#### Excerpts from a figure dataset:
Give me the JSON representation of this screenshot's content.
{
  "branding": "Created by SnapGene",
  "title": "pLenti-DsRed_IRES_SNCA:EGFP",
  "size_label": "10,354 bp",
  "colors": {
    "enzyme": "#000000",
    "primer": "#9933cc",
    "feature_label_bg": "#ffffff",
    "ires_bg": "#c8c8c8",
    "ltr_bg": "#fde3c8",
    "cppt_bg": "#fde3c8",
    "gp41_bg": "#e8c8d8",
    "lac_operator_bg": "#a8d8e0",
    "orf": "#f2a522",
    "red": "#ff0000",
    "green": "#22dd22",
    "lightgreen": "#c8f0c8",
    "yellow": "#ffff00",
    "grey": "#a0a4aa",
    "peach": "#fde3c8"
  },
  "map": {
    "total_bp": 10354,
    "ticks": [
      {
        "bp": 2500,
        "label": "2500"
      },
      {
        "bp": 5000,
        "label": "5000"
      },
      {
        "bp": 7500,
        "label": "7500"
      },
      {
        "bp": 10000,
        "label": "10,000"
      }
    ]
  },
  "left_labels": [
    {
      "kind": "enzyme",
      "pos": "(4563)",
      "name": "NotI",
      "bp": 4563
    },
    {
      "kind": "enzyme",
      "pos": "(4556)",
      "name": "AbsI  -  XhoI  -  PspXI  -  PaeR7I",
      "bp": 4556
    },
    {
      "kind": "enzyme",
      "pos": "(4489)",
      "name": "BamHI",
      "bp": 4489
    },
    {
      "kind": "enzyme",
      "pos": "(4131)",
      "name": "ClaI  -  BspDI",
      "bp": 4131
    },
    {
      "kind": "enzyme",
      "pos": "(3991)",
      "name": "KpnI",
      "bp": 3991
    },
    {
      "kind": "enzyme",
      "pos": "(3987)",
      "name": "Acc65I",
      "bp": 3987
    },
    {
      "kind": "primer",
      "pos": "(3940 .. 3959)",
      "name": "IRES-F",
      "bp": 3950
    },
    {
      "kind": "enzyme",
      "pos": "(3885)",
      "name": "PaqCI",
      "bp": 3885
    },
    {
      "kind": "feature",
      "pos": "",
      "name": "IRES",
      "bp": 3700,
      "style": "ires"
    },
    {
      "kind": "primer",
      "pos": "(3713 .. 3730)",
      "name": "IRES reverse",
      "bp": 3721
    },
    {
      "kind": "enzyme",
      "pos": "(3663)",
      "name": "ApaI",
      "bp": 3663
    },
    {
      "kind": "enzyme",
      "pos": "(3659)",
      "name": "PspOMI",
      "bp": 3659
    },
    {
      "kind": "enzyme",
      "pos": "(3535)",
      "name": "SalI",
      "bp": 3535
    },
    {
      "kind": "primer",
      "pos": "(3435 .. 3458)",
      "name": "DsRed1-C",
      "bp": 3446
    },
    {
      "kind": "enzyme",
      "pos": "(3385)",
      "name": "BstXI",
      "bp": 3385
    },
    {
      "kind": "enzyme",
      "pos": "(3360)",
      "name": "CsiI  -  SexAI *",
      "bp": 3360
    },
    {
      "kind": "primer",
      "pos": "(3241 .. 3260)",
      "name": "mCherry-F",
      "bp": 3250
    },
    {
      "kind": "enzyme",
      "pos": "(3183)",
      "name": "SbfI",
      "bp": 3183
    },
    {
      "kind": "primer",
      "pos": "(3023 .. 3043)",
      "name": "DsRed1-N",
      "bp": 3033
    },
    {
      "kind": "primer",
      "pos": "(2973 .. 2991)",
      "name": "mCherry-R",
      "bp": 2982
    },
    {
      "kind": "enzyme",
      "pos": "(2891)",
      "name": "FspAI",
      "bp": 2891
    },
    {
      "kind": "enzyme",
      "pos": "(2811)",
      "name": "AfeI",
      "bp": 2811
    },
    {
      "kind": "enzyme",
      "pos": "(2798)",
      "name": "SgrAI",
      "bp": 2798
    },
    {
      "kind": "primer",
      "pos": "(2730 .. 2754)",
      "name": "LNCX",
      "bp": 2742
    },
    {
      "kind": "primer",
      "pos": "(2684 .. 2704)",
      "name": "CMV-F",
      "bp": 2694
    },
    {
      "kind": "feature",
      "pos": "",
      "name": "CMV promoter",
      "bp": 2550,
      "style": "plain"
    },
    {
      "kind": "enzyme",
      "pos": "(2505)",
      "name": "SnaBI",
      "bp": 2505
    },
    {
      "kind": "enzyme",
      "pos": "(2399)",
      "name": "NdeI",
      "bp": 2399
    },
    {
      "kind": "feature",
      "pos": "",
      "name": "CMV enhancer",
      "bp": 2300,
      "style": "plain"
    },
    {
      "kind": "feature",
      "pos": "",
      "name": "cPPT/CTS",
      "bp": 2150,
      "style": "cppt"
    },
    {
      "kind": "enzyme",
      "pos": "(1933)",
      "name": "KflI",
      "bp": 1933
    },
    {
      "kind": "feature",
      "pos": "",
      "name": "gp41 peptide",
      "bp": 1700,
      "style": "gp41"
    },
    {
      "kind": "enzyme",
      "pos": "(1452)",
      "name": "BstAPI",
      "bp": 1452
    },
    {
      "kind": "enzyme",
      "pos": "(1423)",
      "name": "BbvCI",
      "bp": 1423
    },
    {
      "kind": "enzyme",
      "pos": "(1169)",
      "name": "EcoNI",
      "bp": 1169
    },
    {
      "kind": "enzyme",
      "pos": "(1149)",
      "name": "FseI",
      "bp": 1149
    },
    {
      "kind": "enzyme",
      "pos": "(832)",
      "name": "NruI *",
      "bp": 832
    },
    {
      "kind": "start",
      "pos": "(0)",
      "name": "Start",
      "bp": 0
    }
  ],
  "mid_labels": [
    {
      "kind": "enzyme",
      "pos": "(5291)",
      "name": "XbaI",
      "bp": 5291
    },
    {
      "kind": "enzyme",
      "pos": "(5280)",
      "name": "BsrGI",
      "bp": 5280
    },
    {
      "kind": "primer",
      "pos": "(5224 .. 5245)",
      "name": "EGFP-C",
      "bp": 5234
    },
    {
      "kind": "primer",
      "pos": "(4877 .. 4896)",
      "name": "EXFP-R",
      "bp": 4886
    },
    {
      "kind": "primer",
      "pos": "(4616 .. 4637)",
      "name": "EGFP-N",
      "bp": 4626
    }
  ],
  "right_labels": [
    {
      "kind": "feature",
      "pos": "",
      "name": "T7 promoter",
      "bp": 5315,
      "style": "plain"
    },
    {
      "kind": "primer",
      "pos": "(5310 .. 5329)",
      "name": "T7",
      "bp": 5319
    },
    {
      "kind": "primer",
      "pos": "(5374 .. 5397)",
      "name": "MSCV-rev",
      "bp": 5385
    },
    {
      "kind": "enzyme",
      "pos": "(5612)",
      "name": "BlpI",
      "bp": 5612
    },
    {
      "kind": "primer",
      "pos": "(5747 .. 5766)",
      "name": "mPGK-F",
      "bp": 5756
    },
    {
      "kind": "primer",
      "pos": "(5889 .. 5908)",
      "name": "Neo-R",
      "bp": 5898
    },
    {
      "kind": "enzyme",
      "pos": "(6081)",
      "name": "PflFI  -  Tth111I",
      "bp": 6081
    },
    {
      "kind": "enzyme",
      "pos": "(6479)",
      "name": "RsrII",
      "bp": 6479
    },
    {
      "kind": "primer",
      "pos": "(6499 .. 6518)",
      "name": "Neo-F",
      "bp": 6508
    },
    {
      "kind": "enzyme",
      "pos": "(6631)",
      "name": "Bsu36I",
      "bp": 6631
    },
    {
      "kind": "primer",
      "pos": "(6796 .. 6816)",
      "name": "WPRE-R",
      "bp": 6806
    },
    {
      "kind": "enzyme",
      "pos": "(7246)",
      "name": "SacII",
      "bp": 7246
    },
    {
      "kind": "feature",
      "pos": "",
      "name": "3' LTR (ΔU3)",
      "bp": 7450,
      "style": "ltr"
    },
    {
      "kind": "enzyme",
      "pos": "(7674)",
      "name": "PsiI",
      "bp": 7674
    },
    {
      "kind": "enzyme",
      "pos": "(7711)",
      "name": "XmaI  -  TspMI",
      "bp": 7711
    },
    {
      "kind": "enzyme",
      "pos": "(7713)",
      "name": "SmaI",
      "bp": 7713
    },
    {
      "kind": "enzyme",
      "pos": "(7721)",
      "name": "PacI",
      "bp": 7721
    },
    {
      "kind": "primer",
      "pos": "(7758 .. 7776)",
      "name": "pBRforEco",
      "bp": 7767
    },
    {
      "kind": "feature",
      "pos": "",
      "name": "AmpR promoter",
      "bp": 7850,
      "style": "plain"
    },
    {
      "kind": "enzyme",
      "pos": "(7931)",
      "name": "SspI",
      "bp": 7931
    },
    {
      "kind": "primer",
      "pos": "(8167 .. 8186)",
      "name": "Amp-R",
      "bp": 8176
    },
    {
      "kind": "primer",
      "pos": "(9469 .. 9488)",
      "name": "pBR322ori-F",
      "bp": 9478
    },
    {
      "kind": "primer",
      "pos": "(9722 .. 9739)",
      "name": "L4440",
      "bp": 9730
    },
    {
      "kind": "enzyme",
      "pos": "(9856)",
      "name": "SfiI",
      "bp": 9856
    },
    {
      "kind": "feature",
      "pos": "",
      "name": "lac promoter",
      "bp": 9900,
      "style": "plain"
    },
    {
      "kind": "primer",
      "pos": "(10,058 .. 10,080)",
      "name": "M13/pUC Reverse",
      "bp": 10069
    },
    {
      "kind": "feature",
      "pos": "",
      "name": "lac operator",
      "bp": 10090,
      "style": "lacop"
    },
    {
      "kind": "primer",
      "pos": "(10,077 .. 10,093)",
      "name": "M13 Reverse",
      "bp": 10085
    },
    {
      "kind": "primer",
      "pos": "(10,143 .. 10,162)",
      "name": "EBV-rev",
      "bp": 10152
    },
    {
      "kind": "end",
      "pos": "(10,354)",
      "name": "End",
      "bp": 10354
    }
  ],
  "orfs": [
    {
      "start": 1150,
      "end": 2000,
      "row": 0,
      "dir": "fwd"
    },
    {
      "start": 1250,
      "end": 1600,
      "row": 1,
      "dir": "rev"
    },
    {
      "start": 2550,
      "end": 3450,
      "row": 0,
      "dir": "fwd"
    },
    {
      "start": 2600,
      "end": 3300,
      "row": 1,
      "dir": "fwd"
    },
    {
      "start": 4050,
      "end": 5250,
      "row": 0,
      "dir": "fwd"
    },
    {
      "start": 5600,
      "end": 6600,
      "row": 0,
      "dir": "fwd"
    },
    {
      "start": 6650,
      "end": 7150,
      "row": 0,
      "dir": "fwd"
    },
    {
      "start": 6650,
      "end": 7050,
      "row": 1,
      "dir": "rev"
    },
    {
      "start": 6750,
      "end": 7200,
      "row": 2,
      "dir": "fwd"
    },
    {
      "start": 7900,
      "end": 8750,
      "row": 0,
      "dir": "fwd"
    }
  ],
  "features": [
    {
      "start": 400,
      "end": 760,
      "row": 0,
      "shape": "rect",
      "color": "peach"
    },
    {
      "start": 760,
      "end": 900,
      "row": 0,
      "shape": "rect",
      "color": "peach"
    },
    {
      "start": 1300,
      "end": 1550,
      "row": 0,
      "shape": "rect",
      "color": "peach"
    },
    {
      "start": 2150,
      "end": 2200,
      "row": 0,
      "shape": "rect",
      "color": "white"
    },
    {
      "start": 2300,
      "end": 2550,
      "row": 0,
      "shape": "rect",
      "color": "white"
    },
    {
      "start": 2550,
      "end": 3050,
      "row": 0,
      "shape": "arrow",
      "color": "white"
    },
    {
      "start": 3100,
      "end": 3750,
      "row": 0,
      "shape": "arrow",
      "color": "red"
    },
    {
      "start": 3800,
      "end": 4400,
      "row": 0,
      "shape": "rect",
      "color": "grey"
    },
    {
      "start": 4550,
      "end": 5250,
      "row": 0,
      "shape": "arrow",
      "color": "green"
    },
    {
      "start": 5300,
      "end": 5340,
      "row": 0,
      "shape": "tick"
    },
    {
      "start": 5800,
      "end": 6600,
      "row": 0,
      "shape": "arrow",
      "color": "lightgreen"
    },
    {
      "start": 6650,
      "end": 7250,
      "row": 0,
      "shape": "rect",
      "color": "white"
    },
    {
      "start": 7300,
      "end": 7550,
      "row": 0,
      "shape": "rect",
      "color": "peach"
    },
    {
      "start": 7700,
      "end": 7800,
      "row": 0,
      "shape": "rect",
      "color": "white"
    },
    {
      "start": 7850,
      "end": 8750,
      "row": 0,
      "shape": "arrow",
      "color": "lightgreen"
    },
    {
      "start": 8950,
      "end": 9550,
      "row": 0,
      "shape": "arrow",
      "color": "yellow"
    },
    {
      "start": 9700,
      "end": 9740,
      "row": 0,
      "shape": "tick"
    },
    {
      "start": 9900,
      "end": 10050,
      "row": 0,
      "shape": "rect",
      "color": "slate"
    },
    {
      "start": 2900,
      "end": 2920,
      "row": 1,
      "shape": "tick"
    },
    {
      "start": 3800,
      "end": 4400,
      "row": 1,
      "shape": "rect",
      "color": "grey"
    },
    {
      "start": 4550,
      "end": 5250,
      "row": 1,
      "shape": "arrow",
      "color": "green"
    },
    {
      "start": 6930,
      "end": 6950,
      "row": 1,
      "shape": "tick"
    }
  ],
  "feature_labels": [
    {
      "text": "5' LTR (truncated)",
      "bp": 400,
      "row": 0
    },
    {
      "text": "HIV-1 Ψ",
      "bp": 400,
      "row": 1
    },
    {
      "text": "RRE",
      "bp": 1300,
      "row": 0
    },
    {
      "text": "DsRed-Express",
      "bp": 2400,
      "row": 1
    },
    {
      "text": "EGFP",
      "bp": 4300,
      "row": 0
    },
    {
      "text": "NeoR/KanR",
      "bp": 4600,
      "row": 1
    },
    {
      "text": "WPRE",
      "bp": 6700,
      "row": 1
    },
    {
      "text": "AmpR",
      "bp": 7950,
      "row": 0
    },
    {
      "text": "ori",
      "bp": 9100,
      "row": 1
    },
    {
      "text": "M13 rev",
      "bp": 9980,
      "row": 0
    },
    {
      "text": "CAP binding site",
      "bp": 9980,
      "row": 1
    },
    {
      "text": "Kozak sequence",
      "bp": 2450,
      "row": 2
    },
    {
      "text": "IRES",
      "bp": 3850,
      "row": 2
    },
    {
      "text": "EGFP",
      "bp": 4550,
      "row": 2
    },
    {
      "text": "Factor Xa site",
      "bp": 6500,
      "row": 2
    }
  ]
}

#### Work to be completed:
Search the entries above for the word "promoter" and copy each line where it appears.

#### Response below:
      "name": "CMV promoter",
      "name": "T7 promoter",
      "name": "AmpR promoter",
      "name": "lac promoter",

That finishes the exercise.